*** Text section ***

8.3 Responses API ¶

The Responses API accepts MCP servers as first-class tools. For OAuth-protected MCP servers the request shape attaches a short-lived access token as a bearer header (you obtain that token once via the OAuth flow and refresh it from your code’s side):

curl https://api.openai.com/v1/responses \
  -H "Authorization: Bearer $OPENAI_API_KEY" \
  -H "Content-Type: application/json" \
  -d '{
    "model": "gpt-4.1",
    "input": "Where does my son live?",
    "tools": [
      {
        "type": "mcp",
        "server_label": "ownsona",
        "server_url": "https://ownsona.example.com/mcp",
        "headers": { "Authorization": "Bearer $OWNSONA_ACCESS_TOKEN" },
        "require_approval": "never"
      }
    ]
  }'

$OWNSONA_ACCESS_TOKEN is an OAuth 2.1 access token issued by OwnSona’s authorization server. Obtain one once by adding OwnSona to any OAuth-capable MCP client (Claude Desktop is the easiest), copying the access token out of that client’s local config, and exporting it as an environment variable. Refresh it before expiry via POST /oauth/token with grant_type=refresh_token.

require_approval: "never" tells the API to call tools without prompting the user. Suitable for backend services where there’s no human in the loop.

A walk through one full interaction:

1. Your request comes in.
2. OpenAI sees the recall tool in the MCP server list and decides the question needs it.
3. OpenAI calls POST /mcp with bearer auth (the access token you supplied).
4. OwnSona’s resource server validates the JWT and dispatches the tool call.
5. OwnSona returns matches.
6. OpenAI uses the matches to compose the answer.
7. OpenAI returns the final text response to your code.

All of this happens server-side in OpenAI’s infrastructure — your code makes one HTTP call.

*** End of Text section ***
*** Record extracts ***

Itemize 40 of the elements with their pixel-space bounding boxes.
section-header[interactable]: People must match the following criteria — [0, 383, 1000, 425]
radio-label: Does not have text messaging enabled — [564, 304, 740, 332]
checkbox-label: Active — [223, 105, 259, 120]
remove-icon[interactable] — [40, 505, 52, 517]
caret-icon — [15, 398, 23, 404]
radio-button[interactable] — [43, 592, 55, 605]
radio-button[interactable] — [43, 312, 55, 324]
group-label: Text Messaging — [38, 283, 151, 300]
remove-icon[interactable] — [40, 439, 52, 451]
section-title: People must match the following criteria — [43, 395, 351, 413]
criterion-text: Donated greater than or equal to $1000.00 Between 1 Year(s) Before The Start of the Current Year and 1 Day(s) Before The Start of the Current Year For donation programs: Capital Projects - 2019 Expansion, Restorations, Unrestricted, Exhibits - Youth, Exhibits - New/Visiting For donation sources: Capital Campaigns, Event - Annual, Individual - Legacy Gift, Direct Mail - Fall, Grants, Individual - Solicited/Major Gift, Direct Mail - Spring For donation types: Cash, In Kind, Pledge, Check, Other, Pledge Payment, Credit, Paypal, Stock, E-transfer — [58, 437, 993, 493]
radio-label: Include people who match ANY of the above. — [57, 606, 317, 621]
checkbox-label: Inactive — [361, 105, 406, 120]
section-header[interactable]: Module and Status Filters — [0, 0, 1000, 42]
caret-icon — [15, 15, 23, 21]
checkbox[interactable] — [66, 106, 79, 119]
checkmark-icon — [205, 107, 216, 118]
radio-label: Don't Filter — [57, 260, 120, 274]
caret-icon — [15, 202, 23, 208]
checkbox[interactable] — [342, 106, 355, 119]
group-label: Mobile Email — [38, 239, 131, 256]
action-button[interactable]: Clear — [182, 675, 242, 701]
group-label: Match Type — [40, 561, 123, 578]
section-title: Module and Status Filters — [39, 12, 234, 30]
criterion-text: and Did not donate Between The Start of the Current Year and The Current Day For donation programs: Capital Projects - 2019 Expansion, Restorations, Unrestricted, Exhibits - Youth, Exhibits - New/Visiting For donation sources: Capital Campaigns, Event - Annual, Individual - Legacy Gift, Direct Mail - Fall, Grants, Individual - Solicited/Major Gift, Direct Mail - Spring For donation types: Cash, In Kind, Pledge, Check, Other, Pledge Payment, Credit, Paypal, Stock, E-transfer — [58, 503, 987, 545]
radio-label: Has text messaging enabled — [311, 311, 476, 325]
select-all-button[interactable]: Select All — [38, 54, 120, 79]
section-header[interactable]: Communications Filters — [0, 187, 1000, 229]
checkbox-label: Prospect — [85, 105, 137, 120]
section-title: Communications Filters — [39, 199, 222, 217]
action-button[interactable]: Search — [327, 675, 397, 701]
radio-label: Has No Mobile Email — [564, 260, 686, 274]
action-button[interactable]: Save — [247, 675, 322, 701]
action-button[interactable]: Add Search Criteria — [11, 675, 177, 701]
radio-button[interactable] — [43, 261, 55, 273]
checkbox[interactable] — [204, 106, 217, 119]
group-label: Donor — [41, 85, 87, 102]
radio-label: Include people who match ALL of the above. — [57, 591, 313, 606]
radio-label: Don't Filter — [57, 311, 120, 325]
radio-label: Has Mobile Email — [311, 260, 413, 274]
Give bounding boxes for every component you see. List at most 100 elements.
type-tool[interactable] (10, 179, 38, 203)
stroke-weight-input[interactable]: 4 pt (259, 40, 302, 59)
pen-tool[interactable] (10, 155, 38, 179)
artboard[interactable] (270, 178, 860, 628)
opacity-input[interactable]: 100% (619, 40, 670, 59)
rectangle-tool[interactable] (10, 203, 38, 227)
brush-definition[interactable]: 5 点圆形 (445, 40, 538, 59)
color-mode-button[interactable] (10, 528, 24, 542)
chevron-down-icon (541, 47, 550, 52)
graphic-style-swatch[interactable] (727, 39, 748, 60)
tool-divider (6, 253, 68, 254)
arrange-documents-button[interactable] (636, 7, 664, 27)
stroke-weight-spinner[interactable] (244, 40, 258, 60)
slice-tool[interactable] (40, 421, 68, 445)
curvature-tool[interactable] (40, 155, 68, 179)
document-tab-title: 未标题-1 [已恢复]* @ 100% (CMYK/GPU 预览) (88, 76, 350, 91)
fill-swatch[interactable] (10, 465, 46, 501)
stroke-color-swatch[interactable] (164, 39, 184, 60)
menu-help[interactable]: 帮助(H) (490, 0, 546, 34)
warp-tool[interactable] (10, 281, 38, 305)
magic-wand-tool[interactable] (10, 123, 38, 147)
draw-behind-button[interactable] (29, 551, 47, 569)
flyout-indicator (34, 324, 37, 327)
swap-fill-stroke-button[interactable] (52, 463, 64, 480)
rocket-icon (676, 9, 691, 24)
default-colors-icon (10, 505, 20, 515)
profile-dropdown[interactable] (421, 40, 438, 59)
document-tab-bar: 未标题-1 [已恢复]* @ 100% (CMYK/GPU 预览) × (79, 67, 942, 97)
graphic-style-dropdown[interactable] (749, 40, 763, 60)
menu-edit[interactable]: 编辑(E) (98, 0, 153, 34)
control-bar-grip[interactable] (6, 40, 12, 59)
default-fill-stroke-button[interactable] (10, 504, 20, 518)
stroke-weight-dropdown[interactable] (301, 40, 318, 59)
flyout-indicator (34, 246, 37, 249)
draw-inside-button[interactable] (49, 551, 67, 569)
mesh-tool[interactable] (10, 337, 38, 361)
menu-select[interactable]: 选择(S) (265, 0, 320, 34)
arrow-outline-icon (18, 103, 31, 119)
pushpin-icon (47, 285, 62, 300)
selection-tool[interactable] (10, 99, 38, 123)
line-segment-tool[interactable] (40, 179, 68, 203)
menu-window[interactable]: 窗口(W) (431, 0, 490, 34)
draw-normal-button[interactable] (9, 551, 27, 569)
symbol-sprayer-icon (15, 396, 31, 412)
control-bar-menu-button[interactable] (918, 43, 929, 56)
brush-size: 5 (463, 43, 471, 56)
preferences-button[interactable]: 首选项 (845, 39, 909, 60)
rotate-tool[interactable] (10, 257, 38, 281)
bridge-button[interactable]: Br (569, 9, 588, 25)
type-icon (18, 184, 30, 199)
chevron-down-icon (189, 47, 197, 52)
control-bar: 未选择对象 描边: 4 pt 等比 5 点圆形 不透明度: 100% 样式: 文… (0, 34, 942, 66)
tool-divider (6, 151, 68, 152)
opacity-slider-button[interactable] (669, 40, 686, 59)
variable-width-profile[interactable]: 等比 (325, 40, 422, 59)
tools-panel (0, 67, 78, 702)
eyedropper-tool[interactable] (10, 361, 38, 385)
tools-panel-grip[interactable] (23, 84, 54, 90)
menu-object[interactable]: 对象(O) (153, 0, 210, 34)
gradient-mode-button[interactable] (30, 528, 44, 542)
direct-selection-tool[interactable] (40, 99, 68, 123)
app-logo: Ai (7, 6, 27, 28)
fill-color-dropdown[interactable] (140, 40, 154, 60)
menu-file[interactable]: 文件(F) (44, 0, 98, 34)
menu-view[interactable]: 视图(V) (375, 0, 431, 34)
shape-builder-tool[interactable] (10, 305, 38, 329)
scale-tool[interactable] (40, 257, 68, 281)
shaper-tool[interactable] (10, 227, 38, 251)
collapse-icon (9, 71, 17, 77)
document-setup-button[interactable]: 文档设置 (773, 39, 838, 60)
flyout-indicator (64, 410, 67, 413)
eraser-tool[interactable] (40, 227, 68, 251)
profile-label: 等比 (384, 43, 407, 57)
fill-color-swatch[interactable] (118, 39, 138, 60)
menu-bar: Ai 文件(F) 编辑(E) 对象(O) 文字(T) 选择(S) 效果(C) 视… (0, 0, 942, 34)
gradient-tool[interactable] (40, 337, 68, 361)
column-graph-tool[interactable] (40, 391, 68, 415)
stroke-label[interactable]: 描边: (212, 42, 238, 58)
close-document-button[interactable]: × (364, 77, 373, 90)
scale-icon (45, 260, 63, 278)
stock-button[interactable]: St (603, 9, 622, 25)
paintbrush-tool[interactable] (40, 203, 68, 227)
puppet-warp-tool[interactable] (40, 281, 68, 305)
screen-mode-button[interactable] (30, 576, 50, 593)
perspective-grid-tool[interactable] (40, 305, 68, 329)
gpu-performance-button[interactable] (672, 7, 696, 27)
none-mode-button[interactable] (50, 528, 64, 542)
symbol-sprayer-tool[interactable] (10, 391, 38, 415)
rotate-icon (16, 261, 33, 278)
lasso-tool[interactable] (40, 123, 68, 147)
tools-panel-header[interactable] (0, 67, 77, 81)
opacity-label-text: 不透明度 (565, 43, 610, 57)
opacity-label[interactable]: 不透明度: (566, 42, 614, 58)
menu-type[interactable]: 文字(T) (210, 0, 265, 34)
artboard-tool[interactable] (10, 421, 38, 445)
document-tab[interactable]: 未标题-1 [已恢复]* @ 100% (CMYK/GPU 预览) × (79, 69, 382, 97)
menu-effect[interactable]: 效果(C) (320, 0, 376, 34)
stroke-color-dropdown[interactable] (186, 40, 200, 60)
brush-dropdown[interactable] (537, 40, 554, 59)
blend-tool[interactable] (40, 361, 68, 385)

*** End of Record extracts ***

> _Required action 1_
Copy everything in the Responses API section from "A walk through" down to "to your code.".
> _Required action 2_
According to the Responses API section, how is the OwnSona access token refreshed before it expires?

> _Response box 1_
A walk through one full interaction:

1. Your request comes in.
2. OpenAI sees the recall tool in the MCP server list and decides the question needs it.
3. OpenAI calls POST /mcp with bearer auth (the access token you supplied).
4. OwnSona’s resource server validates the JWT and dispatches the tool call.
5. OwnSona returns matches.
6. OpenAI uses the matches to compose the answer.
7. OpenAI returns the final text response to your code.

> _Response box 2_
Via POST /oauth/token with grant_type=refresh_token.